- Given problem
Retype every entry exactly, character for character.

= = = = = = =

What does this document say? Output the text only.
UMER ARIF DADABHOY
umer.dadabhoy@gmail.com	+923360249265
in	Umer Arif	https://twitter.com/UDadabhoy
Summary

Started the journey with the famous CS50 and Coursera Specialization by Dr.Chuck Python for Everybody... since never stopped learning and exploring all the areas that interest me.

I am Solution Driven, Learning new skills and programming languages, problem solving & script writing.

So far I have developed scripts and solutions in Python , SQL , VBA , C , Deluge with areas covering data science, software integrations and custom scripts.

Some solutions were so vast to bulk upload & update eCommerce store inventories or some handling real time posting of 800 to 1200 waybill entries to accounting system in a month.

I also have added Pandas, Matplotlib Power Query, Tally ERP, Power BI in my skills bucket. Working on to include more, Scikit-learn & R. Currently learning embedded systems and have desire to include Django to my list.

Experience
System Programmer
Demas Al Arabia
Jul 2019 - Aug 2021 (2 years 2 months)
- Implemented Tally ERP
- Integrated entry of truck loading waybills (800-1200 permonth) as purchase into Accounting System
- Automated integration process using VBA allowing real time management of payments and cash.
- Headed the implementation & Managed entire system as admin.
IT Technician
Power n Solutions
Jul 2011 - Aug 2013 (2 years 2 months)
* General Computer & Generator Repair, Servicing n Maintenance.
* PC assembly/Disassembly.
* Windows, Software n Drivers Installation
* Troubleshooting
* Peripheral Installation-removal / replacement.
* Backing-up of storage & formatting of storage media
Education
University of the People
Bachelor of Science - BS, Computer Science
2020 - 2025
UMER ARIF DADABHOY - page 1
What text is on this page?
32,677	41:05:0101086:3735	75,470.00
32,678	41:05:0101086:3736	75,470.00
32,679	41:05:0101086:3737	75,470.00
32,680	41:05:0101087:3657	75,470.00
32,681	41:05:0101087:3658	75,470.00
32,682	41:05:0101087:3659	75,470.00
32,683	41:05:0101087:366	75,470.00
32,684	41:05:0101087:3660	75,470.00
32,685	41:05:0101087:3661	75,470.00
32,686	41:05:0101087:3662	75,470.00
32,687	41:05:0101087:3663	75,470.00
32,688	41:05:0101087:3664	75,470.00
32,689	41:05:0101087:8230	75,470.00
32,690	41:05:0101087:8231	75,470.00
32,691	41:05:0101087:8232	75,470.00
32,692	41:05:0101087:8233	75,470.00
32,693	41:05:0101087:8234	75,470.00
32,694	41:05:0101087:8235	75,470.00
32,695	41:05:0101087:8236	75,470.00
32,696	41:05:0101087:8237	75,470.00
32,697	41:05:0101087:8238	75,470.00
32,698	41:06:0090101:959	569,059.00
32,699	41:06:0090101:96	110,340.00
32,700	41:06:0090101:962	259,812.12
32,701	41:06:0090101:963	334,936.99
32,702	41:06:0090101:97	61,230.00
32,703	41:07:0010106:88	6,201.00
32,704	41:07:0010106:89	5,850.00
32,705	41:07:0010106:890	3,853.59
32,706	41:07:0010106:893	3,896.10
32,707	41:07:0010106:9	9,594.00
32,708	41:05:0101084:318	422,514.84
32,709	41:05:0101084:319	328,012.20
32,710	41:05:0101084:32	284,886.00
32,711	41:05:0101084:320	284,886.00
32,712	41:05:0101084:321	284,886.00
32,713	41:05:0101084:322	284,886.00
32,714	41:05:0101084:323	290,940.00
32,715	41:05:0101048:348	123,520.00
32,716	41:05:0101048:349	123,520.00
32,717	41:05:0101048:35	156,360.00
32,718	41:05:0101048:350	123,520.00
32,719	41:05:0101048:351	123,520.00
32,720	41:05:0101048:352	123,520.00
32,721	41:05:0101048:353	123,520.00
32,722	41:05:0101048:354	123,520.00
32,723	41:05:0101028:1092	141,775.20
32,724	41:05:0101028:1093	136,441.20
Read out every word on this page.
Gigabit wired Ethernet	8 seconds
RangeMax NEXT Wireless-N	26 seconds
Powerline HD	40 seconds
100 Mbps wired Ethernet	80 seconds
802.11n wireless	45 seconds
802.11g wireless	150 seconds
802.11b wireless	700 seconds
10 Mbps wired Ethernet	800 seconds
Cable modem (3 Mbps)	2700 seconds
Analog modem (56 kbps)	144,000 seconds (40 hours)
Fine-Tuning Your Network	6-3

= = = = = = =

- Task answer
What does this document say? Output the text only.
UMER ARIF DADABHOY
umer.dadabhoy@gmail.com	+923360249265
in	Umer Arif	https://twitter.com/UDadabhoy
Summary

Started the journey with the famous CS50 and Coursera Specialization by Dr.Chuck Python for Everybody... since never stopped learning and exploring all the areas that interest me.

I am Solution Driven, Learning new skills and programming languages, problem solving & script writing.

So far I have developed scripts and solutions in Python , SQL , VBA , C , Deluge with areas covering data science, software integrations and custom scripts.

Some solutions were so vast to bulk upload & update eCommerce store inventories or some handling real time posting of 800 to 1200 waybill entries to accounting system in a month.

I also have added Pandas, Matplotlib Power Query, Tally ERP, Power BI in my skills bucket. Working on to include more, Scikit-learn & R. Currently learning embedded systems and have desire to include Django to my list.

Experience
System Programmer
Demas Al Arabia
Jul 2019 - Aug 2021 (2 years 2 months)
- Implemented Tally ERP
- Integrated entry of truck loading waybills (800-1200 permonth) as purchase into Accounting System
- Automated integration process using VBA allowing real time management of payments and cash.
- Headed the implementation & Managed entire system as admin.
IT Technician
Power n Solutions
Jul 2011 - Aug 2013 (2 years 2 months)
* General Computer & Generator Repair, Servicing n Maintenance.
* PC assembly/Disassembly.
* Windows, Software n Drivers Installation
* Troubleshooting
* Peripheral Installation-removal / replacement.
* Backing-up of storage & formatting of storage media
Education
University of the People
Bachelor of Science - BS, Computer Science
2020 - 2025
UMER ARIF DADABHOY - page 1
What text is on this page?
32,677	41:05:0101086:3735	75,470.00
32,678	41:05:0101086:3736	75,470.00
32,679	41:05:0101086:3737	75,470.00
32,680	41:05:0101087:3657	75,470.00
32,681	41:05:0101087:3658	75,470.00
32,682	41:05:0101087:3659	75,470.00
32,683	41:05:0101087:366	75,470.00
32,684	41:05:0101087:3660	75,470.00
32,685	41:05:0101087:3661	75,470.00
32,686	41:05:0101087:3662	75,470.00
32,687	41:05:0101087:3663	75,470.00
32,688	41:05:0101087:3664	75,470.00
32,689	41:05:0101087:8230	75,470.00
32,690	41:05:0101087:8231	75,470.00
32,691	41:05:0101087:8232	75,470.00
32,692	41:05:0101087:8233	75,470.00
32,693	41:05:0101087:8234	75,470.00
32,694	41:05:0101087:8235	75,470.00
32,695	41:05:0101087:8236	75,470.00
32,696	41:05:0101087:8237	75,470.00
32,697	41:05:0101087:8238	75,470.00
32,698	41:06:0090101:959	569,059.00
32,699	41:06:0090101:96	110,340.00
32,700	41:06:0090101:962	259,812.12
32,701	41:06:0090101:963	334,936.99
32,702	41:06:0090101:97	61,230.00
32,703	41:07:0010106:88	6,201.00
32,704	41:07:0010106:89	5,850.00
32,705	41:07:0010106:890	3,853.59
32,706	41:07:0010106:893	3,896.10
32,707	41:07:0010106:9	9,594.00
32,708	41:05:0101084:318	422,514.84
32,709	41:05:0101084:319	328,012.20
32,710	41:05:0101084:32	284,886.00
32,711	41:05:0101084:320	284,886.00
32,712	41:05:0101084:321	284,886.00
32,713	41:05:0101084:322	284,886.00
32,714	41:05:0101084:323	290,940.00
32,715	41:05:0101048:348	123,520.00
32,716	41:05:0101048:349	123,520.00
32,717	41:05:0101048:35	156,360.00
32,718	41:05:0101048:350	123,520.00
32,719	41:05:0101048:351	123,520.00
32,720	41:05:0101048:352	123,520.00
32,721	41:05:0101048:353	123,520.00
32,722	41:05:0101048:354	123,520.00
32,723	41:05:0101028:1092	141,775.20
32,724	41:05:0101028:1093	136,441.20
Read out every word on this page.
Gigabit wired Ethernet	8 seconds
RangeMax NEXT Wireless-N	26 seconds
Powerline HD	40 seconds
100 Mbps wired Ethernet	80 seconds
802.11n wireless	45 seconds
802.11g wireless	150 seconds
802.11b wireless	700 seconds
10 Mbps wired Ethernet	800 seconds
Cable modem (3 Mbps)	2700 seconds
Analog modem (56 kbps)	144,000 seconds (40 hours)
Fine-Tuning Your Network	6-3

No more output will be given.